__Kaynak metin__.

━━━━━━━━━━━━━━━━

Kentin asıl geçim kaynağı ticaretten ziyade tarımdı. Tarlaların sulanması da Maiandros Nehri’nden sağlanıyordu. Maiandros Nehri, kentin hayatında ve geçim kaynaklarında her zaman o kadar belirleyici bir rol oynar ki Prieneliler kaderlerini belirleyen bu nehri –maeander şeridi şeklinde stilize ederek –kent sikkelerinin arka yüzünde tasvir etmişlerdir.
Priene antik kentinde yerleşimin sona ermesinden yaklaşık dört asır sonra, örenyeri ilk kez 1673 senesinde, İzmir’de ikamet eden İngiliz tüccarlardan oluşan bir grup tarafından ziyaret edilmiştir. Bu ziyaretle o zamanki Samsun Köyü'nün yakınındaki kalıntılar Priene olarak tanımlanmıştır. Bu geziye katılan Salter ve Pickering, daha sonra G. Wheler’in 1682 yılında yayımlanan A Journey in Greece adlı kitabında basılan Priene ile ilgili notları kaydetmişlerdir.
Bundan sonra Priene’nin araştırılması, antik yazarların etkisinde kalarak tarihe ilgi duyan meraklılar tarafından belirlenmiştir. İlgi ve merakın odağındaysa Vitruvius’un Mimarlık Üzerine On Kitap adlı eserinde mimar Pytheos’un eseri olarak bahsi geçen Athena Tapınağı’nı arayıp bulmak yer alıyordu. Athena Tapınağı’ndaki ilk bilimsel araştırmalar, XVIII. yüzyılda Yunan klasiğini taklit eden mimariye fikir verebilecek orijinal örnek modeller kazanmak amacıyla İngiltere tarafından yaptırılmıştır.

━━━━━━━━━━━━━━━━

__Kayıtlı veriler__.
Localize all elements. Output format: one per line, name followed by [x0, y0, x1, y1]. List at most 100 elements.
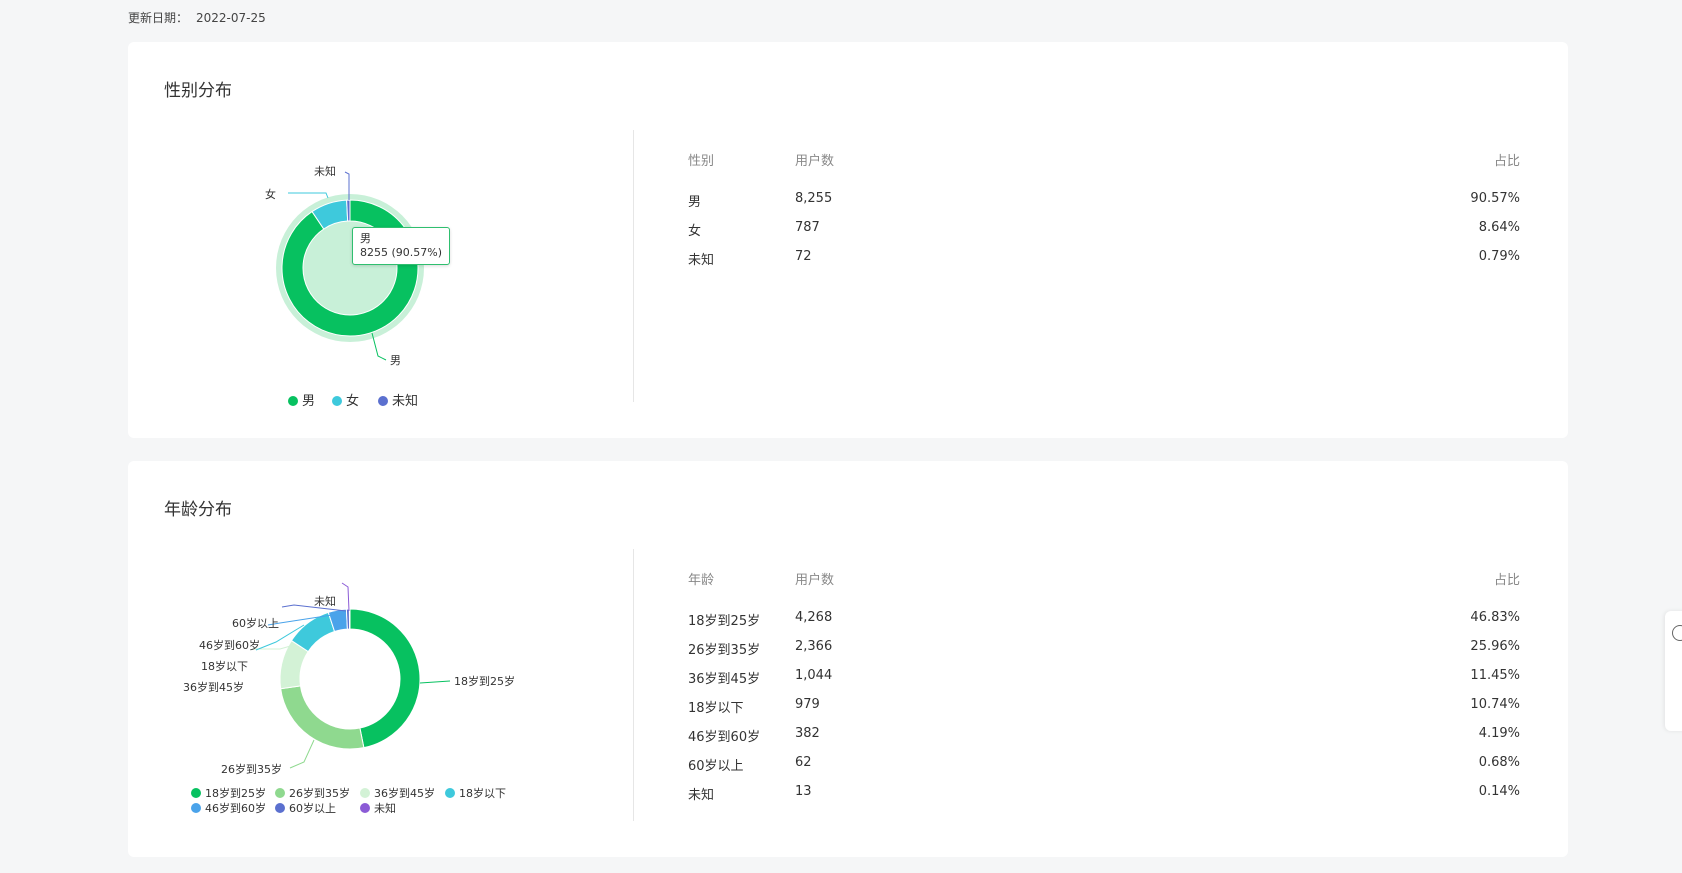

━━━━━━━━━━━━━━━━

__Alıştırmanın amacı__.
Priene metnine göre:
1. Prieneliler Maiandros Nehri'ni sikkelerinin hangi yüzünde tasvir etmiştir?
2. Örenyerini 1673'te ziyaret eden grup kimlerden oluşuyordu?
3. Vitruvius'un eserinde Athena Tapınağı hangi mimarın eseri olarak anılır?
Materyalin bu çalışmada hiçbir işlevi yoktur.

__Sorunun çözümü__.
1. Arka yüzünde, maeander şeridi şeklinde stilize ederek.
2. İzmir'de ikamet eden İngiliz tüccarlardan.
3. Pytheos'un.